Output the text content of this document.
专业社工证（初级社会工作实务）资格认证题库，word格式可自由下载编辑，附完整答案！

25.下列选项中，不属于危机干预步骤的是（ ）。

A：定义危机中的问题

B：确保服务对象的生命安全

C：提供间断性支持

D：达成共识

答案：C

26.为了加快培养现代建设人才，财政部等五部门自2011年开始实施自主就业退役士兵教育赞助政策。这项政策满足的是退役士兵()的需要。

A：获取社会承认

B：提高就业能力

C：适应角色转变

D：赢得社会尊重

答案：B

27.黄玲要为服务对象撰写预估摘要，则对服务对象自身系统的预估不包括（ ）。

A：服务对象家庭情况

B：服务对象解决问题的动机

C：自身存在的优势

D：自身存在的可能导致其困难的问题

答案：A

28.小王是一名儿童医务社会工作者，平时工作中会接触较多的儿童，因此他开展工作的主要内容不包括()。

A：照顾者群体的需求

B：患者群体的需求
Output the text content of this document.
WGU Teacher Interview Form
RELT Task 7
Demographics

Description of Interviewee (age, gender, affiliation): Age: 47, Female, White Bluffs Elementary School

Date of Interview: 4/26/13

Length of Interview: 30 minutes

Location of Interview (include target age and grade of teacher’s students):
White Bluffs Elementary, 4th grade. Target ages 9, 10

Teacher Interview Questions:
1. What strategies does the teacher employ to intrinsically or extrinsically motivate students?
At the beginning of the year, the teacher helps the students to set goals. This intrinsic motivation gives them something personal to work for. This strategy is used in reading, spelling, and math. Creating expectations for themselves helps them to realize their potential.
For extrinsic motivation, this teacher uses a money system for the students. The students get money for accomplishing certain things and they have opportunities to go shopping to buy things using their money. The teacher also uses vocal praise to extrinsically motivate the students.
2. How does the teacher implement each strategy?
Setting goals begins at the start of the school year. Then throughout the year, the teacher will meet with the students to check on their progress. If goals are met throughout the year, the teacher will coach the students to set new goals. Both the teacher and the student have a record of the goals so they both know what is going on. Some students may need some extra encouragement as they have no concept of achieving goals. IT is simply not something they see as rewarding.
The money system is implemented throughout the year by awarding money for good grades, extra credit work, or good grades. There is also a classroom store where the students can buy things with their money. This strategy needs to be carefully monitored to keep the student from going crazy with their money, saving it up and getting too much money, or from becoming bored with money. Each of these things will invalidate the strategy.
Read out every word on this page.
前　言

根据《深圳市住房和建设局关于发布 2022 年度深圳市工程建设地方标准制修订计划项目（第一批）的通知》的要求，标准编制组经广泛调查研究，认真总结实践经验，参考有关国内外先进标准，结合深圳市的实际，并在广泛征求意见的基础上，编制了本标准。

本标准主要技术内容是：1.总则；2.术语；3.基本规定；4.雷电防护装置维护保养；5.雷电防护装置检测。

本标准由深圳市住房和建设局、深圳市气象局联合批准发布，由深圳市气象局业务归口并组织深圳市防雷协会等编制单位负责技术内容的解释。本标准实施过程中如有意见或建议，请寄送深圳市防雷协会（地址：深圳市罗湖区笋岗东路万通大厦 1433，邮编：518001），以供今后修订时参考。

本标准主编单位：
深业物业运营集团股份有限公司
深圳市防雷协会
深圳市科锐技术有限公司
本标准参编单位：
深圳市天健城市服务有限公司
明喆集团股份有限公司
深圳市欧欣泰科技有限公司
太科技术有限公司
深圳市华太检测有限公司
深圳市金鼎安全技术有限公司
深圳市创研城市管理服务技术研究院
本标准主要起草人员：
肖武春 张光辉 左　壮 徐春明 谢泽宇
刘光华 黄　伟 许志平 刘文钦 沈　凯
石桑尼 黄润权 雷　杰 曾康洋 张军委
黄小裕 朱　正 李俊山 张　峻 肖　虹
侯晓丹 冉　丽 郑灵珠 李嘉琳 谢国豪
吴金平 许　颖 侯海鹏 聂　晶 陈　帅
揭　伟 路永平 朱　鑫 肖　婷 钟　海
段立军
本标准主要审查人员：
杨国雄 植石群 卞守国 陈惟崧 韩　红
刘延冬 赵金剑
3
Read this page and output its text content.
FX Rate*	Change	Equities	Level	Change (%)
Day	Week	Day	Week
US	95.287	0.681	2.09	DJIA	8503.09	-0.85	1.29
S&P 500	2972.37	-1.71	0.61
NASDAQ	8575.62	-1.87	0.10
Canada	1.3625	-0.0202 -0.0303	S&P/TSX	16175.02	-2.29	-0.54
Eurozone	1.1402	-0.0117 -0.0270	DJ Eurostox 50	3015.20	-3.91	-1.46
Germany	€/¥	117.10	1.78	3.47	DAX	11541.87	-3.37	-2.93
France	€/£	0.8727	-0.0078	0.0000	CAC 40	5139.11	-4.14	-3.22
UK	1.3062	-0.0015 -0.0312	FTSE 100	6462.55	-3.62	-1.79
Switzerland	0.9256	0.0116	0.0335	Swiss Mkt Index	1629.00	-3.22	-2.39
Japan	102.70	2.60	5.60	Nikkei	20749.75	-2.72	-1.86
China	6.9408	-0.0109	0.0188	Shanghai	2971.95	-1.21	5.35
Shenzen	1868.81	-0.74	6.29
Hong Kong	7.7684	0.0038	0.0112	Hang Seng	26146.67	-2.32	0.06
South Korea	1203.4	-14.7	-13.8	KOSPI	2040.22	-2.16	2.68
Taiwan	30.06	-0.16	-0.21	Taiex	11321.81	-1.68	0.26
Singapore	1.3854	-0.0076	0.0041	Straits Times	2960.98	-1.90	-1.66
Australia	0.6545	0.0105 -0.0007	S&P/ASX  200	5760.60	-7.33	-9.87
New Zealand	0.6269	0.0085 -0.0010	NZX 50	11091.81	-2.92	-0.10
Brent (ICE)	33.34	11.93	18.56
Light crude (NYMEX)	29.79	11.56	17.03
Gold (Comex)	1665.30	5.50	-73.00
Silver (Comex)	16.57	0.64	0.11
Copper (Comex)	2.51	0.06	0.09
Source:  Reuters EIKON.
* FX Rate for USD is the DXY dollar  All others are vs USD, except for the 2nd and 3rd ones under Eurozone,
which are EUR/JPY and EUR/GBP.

::::

Restate the whole listing exactly, leaving out nothing.

Final result >>
Output the text content of this document.
专业社工证（初级社会工作实务）资格认证题库，word格式可自由下载编辑，附完整答案！

25.下列选项中，不属于危机干预步骤的是（ ）。

A：定义危机中的问题

B：确保服务对象的生命安全

C：提供间断性支持

D：达成共识

答案：C

26.为了加快培养现代建设人才，财政部等五部门自2011年开始实施自主就业退役士兵教育赞助政策。这项政策满足的是退役士兵()的需要。

A：获取社会承认

B：提高就业能力

C：适应角色转变

D：赢得社会尊重

答案：B

27.黄玲要为服务对象撰写预估摘要，则对服务对象自身系统的预估不包括（ ）。

A：服务对象家庭情况

B：服务对象解决问题的动机

C：自身存在的优势

D：自身存在的可能导致其困难的问题

答案：A

28.小王是一名儿童医务社会工作者，平时工作中会接触较多的儿童，因此他开展工作的主要内容不包括()。

A：照顾者群体的需求

B：患者群体的需求
Output the text content of this document.
WGU Teacher Interview Form
RELT Task 7
Demographics

Description of Interviewee (age, gender, affiliation): Age: 47, Female, White Bluffs Elementary School

Date of Interview: 4/26/13

Length of Interview: 30 minutes

Location of Interview (include target age and grade of teacher’s students):
White Bluffs Elementary, 4th grade. Target ages 9, 10

Teacher Interview Questions:
1. What strategies does the teacher employ to intrinsically or extrinsically motivate students?
At the beginning of the year, the teacher helps the students to set goals. This intrinsic motivation gives them something personal to work for. This strategy is used in reading, spelling, and math. Creating expectations for themselves helps them to realize their potential.
For extrinsic motivation, this teacher uses a money system for the students. The students get money for accomplishing certain things and they have opportunities to go shopping to buy things using their money. The teacher also uses vocal praise to extrinsically motivate the students.
2. How does the teacher implement each strategy?
Setting goals begins at the start of the school year. Then throughout the year, the teacher will meet with the students to check on their progress. If goals are met throughout the year, the teacher will coach the students to set new goals. Both the teacher and the student have a record of the goals so they both know what is going on. Some students may need some extra encouragement as they have no concept of achieving goals. IT is simply not something they see as rewarding.
The money system is implemented throughout the year by awarding money for good grades, extra credit work, or good grades. There is also a classroom store where the students can buy things with their money. This strategy needs to be carefully monitored to keep the student from going crazy with their money, saving it up and getting too much money, or from becoming bored with money. Each of these things will invalidate the strategy.
Read out every word on this page.
前　言

根据《深圳市住房和建设局关于发布 2022 年度深圳市工程建设地方标准制修订计划项目（第一批）的通知》的要求，标准编制组经广泛调查研究，认真总结实践经验，参考有关国内外先进标准，结合深圳市的实际，并在广泛征求意见的基础上，编制了本标准。

本标准主要技术内容是：1.总则；2.术语；3.基本规定；4.雷电防护装置维护保养；5.雷电防护装置检测。

本标准由深圳市住房和建设局、深圳市气象局联合批准发布，由深圳市气象局业务归口并组织深圳市防雷协会等编制单位负责技术内容的解释。本标准实施过程中如有意见或建议，请寄送深圳市防雷协会（地址：深圳市罗湖区笋岗东路万通大厦 1433，邮编：518001），以供今后修订时参考。

本标准主编单位：
深业物业运营集团股份有限公司
深圳市防雷协会
深圳市科锐技术有限公司
本标准参编单位：
深圳市天健城市服务有限公司
明喆集团股份有限公司
深圳市欧欣泰科技有限公司
太科技术有限公司
深圳市华太检测有限公司
深圳市金鼎安全技术有限公司
深圳市创研城市管理服务技术研究院
本标准主要起草人员：
肖武春 张光辉 左　壮 徐春明 谢泽宇
刘光华 黄　伟 许志平 刘文钦 沈　凯
石桑尼 黄润权 雷　杰 曾康洋 张军委
黄小裕 朱　正 李俊山 张　峻 肖　虹
侯晓丹 冉　丽 郑灵珠 李嘉琳 谢国豪
吴金平 许　颖 侯海鹏 聂　晶 陈　帅
揭　伟 路永平 朱　鑫 肖　婷 钟　海
段立军
本标准主要审查人员：
杨国雄 植石群 卞守国 陈惟崧 韩　红
刘延冬 赵金剑
3
Read this page and output its text content.
FX Rate*	Change	Equities	Level	Change (%)
Day	Week	Day	Week
US	95.287	0.681	2.09	DJIA	8503.09	-0.85	1.29
S&P 500	2972.37	-1.71	0.61
NASDAQ	8575.62	-1.87	0.10
Canada	1.3625	-0.0202 -0.0303	S&P/TSX	16175.02	-2.29	-0.54
Eurozone	1.1402	-0.0117 -0.0270	DJ Eurostox 50	3015.20	-3.91	-1.46
Germany	€/¥	117.10	1.78	3.47	DAX	11541.87	-3.37	-2.93
France	€/£	0.8727	-0.0078	0.0000	CAC 40	5139.11	-4.14	-3.22
UK	1.3062	-0.0015 -0.0312	FTSE 100	6462.55	-3.62	-1.79
Switzerland	0.9256	0.0116	0.0335	Swiss Mkt Index	1629.00	-3.22	-2.39
Japan	102.70	2.60	5.60	Nikkei	20749.75	-2.72	-1.86
China	6.9408	-0.0109	0.0188	Shanghai	2971.95	-1.21	5.35
Shenzen	1868.81	-0.74	6.29
Hong Kong	7.7684	0.0038	0.0112	Hang Seng	26146.67	-2.32	0.06
South Korea	1203.4	-14.7	-13.8	KOSPI	2040.22	-2.16	2.68
Taiwan	30.06	-0.16	-0.21	Taiex	11321.81	-1.68	0.26
Singapore	1.3854	-0.0076	0.0041	Straits Times	2960.98	-1.90	-1.66
Australia	0.6545	0.0105 -0.0007	S&P/ASX  200	5760.60	-7.33	-9.87
New Zealand	0.6269	0.0085 -0.0010	NZX 50	11091.81	-2.92	-0.10
Brent (ICE)	33.34	11.93	18.56
Light crude (NYMEX)	29.79	11.56	17.03
Gold (Comex)	1665.30	5.50	-73.00
Silver (Comex)	16.57	0.64	0.11
Copper (Comex)	2.51	0.06	0.09
Source:  Reuters EIKON.
* FX Rate for USD is the DXY dollar  All others are vs USD, except for the 2nd and 3rd ones under Eurozone,
which are EUR/JPY and EUR/GBP.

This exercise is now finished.